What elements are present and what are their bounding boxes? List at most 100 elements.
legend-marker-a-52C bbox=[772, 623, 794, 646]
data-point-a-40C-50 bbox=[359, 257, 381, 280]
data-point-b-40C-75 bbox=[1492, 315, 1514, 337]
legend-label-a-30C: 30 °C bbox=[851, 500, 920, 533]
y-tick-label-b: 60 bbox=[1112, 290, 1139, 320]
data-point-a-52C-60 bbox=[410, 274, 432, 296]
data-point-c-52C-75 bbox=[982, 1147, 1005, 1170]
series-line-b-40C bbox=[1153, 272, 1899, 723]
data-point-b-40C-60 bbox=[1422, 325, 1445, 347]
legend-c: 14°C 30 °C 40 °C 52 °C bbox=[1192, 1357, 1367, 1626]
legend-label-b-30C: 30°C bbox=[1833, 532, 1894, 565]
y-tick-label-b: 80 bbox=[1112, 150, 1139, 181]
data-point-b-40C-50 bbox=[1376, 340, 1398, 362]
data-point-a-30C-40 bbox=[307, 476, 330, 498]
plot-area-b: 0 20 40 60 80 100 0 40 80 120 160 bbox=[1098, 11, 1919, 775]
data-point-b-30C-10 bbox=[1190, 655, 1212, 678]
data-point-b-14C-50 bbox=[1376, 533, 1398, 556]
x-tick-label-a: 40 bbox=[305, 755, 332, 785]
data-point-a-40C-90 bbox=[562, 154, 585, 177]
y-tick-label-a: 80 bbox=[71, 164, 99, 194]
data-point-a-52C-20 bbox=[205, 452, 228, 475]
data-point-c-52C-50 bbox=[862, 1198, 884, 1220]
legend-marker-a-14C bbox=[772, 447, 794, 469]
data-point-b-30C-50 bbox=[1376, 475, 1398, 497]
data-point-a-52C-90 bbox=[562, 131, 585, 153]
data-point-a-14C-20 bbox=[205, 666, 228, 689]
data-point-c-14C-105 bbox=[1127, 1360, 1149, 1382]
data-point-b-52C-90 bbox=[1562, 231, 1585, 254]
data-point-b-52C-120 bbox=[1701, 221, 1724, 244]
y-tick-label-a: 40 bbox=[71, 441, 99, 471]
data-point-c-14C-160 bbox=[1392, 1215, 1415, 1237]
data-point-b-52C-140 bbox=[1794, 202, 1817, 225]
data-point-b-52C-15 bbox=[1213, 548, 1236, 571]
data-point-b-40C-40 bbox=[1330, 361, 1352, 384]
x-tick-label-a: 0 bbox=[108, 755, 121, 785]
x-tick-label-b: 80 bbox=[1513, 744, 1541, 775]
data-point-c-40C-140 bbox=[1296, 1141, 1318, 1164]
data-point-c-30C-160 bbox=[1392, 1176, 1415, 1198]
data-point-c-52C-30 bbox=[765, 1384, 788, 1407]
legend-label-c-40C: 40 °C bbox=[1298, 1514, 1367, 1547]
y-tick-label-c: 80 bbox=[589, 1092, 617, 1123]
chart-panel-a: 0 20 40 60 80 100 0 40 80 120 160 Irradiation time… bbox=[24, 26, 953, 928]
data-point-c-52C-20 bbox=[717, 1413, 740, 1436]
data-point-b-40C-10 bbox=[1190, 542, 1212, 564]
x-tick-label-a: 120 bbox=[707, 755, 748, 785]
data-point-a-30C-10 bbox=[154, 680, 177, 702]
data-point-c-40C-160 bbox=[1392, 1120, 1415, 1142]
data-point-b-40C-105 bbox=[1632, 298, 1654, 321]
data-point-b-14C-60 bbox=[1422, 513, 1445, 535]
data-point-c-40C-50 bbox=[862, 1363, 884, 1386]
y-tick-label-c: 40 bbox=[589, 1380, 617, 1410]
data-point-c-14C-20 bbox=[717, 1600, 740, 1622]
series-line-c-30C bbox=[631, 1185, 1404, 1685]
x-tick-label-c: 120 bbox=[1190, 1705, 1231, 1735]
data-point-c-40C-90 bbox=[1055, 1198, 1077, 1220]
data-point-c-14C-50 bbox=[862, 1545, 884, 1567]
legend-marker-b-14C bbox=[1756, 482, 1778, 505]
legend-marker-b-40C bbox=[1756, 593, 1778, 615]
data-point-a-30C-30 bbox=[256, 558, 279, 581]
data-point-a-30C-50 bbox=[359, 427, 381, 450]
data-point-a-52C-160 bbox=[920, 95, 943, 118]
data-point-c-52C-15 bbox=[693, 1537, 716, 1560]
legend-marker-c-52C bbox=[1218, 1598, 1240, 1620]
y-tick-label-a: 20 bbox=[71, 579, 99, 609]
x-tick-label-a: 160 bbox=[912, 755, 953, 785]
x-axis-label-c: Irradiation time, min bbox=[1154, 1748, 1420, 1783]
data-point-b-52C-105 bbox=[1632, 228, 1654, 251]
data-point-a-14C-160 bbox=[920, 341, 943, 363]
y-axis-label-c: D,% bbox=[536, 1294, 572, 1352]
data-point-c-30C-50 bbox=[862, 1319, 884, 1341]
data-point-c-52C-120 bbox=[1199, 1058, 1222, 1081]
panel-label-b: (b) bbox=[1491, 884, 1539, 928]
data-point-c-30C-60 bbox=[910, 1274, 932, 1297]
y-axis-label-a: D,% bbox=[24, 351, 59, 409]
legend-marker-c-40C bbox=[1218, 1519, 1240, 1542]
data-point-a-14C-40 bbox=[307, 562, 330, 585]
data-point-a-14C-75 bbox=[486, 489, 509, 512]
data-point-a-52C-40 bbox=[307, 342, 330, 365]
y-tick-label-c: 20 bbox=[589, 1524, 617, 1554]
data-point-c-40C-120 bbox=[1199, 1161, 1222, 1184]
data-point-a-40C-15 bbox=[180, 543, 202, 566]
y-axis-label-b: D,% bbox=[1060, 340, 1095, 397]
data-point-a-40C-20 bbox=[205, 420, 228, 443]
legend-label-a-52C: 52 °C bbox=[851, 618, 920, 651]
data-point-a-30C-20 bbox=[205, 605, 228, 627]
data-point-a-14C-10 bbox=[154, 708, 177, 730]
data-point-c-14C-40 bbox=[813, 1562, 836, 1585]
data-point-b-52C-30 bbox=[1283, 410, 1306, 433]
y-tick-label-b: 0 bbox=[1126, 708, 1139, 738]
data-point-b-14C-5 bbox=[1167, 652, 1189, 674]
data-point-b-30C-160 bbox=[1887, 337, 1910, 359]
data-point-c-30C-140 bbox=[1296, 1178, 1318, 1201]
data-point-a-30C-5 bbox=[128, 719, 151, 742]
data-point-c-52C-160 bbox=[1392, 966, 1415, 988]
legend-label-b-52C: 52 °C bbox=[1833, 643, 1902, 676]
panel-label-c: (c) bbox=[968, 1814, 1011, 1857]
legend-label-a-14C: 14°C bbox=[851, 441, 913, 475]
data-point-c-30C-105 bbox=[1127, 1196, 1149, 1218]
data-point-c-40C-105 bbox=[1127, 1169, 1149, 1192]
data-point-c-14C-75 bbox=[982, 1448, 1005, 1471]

++++++++

Aim of the exercise —
Copy out every line of the records above with no changes.

Written solution —
What elements are present and what are their bounding boxes? List at most 100 elements.
legend-marker-a-52C bbox=[772, 623, 794, 646]
data-point-a-40C-50 bbox=[359, 257, 381, 280]
data-point-b-40C-75 bbox=[1492, 315, 1514, 337]
legend-label-a-30C: 30 °C bbox=[851, 500, 920, 533]
y-tick-label-b: 60 bbox=[1112, 290, 1139, 320]
data-point-a-52C-60 bbox=[410, 274, 432, 296]
data-point-c-52C-75 bbox=[982, 1147, 1005, 1170]
series-line-b-40C bbox=[1153, 272, 1899, 723]
data-point-b-40C-60 bbox=[1422, 325, 1445, 347]
legend-c: 14°C 30 °C 40 °C 52 °C bbox=[1192, 1357, 1367, 1626]
legend-label-b-30C: 30°C bbox=[1833, 532, 1894, 565]
y-tick-label-b: 80 bbox=[1112, 150, 1139, 181]
data-point-b-40C-50 bbox=[1376, 340, 1398, 362]
data-point-a-30C-40 bbox=[307, 476, 330, 498]
plot-area-b: 0 20 40 60 80 100 0 40 80 120 160 bbox=[1098, 11, 1919, 775]
data-point-b-30C-10 bbox=[1190, 655, 1212, 678]
data-point-b-14C-50 bbox=[1376, 533, 1398, 556]
x-tick-label-a: 40 bbox=[305, 755, 332, 785]
data-point-a-40C-90 bbox=[562, 154, 585, 177]
y-tick-label-a: 80 bbox=[71, 164, 99, 194]
data-point-a-52C-20 bbox=[205, 452, 228, 475]
data-point-c-52C-50 bbox=[862, 1198, 884, 1220]
legend-marker-a-14C bbox=[772, 447, 794, 469]
data-point-b-30C-50 bbox=[1376, 475, 1398, 497]
data-point-a-52C-90 bbox=[562, 131, 585, 153]
data-point-a-14C-20 bbox=[205, 666, 228, 689]
data-point-c-14C-105 bbox=[1127, 1360, 1149, 1382]
data-point-b-52C-90 bbox=[1562, 231, 1585, 254]
data-point-b-52C-120 bbox=[1701, 221, 1724, 244]
y-tick-label-a: 40 bbox=[71, 441, 99, 471]
data-point-c-14C-160 bbox=[1392, 1215, 1415, 1237]
data-point-b-52C-140 bbox=[1794, 202, 1817, 225]
data-point-b-52C-15 bbox=[1213, 548, 1236, 571]
data-point-b-40C-40 bbox=[1330, 361, 1352, 384]
x-tick-label-a: 0 bbox=[108, 755, 121, 785]
x-tick-label-b: 80 bbox=[1513, 744, 1541, 775]
data-point-c-40C-140 bbox=[1296, 1141, 1318, 1164]
data-point-c-30C-160 bbox=[1392, 1176, 1415, 1198]
data-point-c-52C-30 bbox=[765, 1384, 788, 1407]
legend-label-c-40C: 40 °C bbox=[1298, 1514, 1367, 1547]
y-tick-label-c: 80 bbox=[589, 1092, 617, 1123]
chart-panel-a: 0 20 40 60 80 100 0 40 80 120 160 Irradiation time… bbox=[24, 26, 953, 928]
data-point-c-52C-20 bbox=[717, 1413, 740, 1436]
data-point-b-40C-10 bbox=[1190, 542, 1212, 564]
x-tick-label-a: 120 bbox=[707, 755, 748, 785]
data-point-a-30C-10 bbox=[154, 680, 177, 702]
data-point-c-40C-160 bbox=[1392, 1120, 1415, 1142]
data-point-b-40C-105 bbox=[1632, 298, 1654, 321]
data-point-b-14C-60 bbox=[1422, 513, 1445, 535]
data-point-c-40C-50 bbox=[862, 1363, 884, 1386]
y-tick-label-c: 40 bbox=[589, 1380, 617, 1410]
data-point-c-14C-20 bbox=[717, 1600, 740, 1622]
series-line-c-30C bbox=[631, 1185, 1404, 1685]
x-tick-label-c: 120 bbox=[1190, 1705, 1231, 1735]
data-point-c-40C-90 bbox=[1055, 1198, 1077, 1220]
data-point-c-14C-50 bbox=[862, 1545, 884, 1567]
legend-marker-b-14C bbox=[1756, 482, 1778, 505]
legend-marker-b-40C bbox=[1756, 593, 1778, 615]
data-point-a-30C-30 bbox=[256, 558, 279, 581]
data-point-a-30C-50 bbox=[359, 427, 381, 450]
data-point-a-52C-160 bbox=[920, 95, 943, 118]
data-point-c-52C-15 bbox=[693, 1537, 716, 1560]
legend-marker-c-52C bbox=[1218, 1598, 1240, 1620]
y-tick-label-a: 20 bbox=[71, 579, 99, 609]
x-tick-label-a: 160 bbox=[912, 755, 953, 785]
x-axis-label-c: Irradiation time, min bbox=[1154, 1748, 1420, 1783]
data-point-b-52C-105 bbox=[1632, 228, 1654, 251]
data-point-a-14C-160 bbox=[920, 341, 943, 363]
y-axis-label-c: D,% bbox=[536, 1294, 572, 1352]
data-point-c-30C-50 bbox=[862, 1319, 884, 1341]
data-point-c-52C-120 bbox=[1199, 1058, 1222, 1081]
panel-label-b: (b) bbox=[1491, 884, 1539, 928]
data-point-c-30C-60 bbox=[910, 1274, 932, 1297]
y-axis-label-a: D,% bbox=[24, 351, 59, 409]
legend-marker-c-40C bbox=[1218, 1519, 1240, 1542]
data-point-a-14C-40 bbox=[307, 562, 330, 585]
data-point-a-14C-75 bbox=[486, 489, 509, 512]
data-point-a-52C-40 bbox=[307, 342, 330, 365]
y-tick-label-c: 20 bbox=[589, 1524, 617, 1554]
data-point-c-40C-120 bbox=[1199, 1161, 1222, 1184]
data-point-a-40C-15 bbox=[180, 543, 202, 566]
y-axis-label-b: D,% bbox=[1060, 340, 1095, 397]
data-point-a-40C-20 bbox=[205, 420, 228, 443]
legend-label-a-52C: 52 °C bbox=[851, 618, 920, 651]
data-point-a-30C-20 bbox=[205, 605, 228, 627]
data-point-a-14C-10 bbox=[154, 708, 177, 730]
data-point-c-14C-40 bbox=[813, 1562, 836, 1585]
data-point-b-52C-30 bbox=[1283, 410, 1306, 433]
y-tick-label-b: 0 bbox=[1126, 708, 1139, 738]
data-point-b-14C-5 bbox=[1167, 652, 1189, 674]
data-point-b-30C-160 bbox=[1887, 337, 1910, 359]
data-point-c-30C-140 bbox=[1296, 1178, 1318, 1201]
data-point-a-30C-5 bbox=[128, 719, 151, 742]
data-point-c-52C-160 bbox=[1392, 966, 1415, 988]
legend-label-b-52C: 52 °C bbox=[1833, 643, 1902, 676]
panel-label-c: (c) bbox=[968, 1814, 1011, 1857]
legend-label-a-14C: 14°C bbox=[851, 441, 913, 475]
data-point-c-30C-105 bbox=[1127, 1196, 1149, 1218]
data-point-c-40C-105 bbox=[1127, 1169, 1149, 1192]
data-point-c-14C-75 bbox=[982, 1448, 1005, 1471]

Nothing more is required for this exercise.